§ Task to complete
Repeat the whole of the data, keeping every detail the same.

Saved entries
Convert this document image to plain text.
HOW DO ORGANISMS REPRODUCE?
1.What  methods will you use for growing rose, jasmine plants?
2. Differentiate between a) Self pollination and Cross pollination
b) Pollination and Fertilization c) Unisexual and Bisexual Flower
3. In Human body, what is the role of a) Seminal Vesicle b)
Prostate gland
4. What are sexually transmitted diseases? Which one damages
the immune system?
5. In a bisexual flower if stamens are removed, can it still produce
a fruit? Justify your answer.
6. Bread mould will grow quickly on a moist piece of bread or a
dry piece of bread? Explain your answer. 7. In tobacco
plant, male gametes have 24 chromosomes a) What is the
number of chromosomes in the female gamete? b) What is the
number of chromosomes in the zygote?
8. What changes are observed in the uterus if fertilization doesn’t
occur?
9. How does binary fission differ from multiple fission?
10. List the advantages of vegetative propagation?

§ Correct result
Convert this document image to plain text.
HOW DO ORGANISMS REPRODUCE?
1.What  methods will you use for growing rose, jasmine plants?
2. Differentiate between a) Self pollination and Cross pollination
b) Pollination and Fertilization c) Unisexual and Bisexual Flower
3. In Human body, what is the role of a) Seminal Vesicle b)
Prostate gland
4. What are sexually transmitted diseases? Which one damages
the immune system?
5. In a bisexual flower if stamens are removed, can it still produce
a fruit? Justify your answer.
6. Bread mould will grow quickly on a moist piece of bread or a
dry piece of bread? Explain your answer. 7. In tobacco
plant, male gametes have 24 chromosomes a) What is the
number of chromosomes in the female gamete? b) What is the
number of chromosomes in the zygote?
8. What changes are observed in the uterus if fertilization doesn’t
occur?
9. How does binary fission differ from multiple fission?
10. List the advantages of vegetative propagation?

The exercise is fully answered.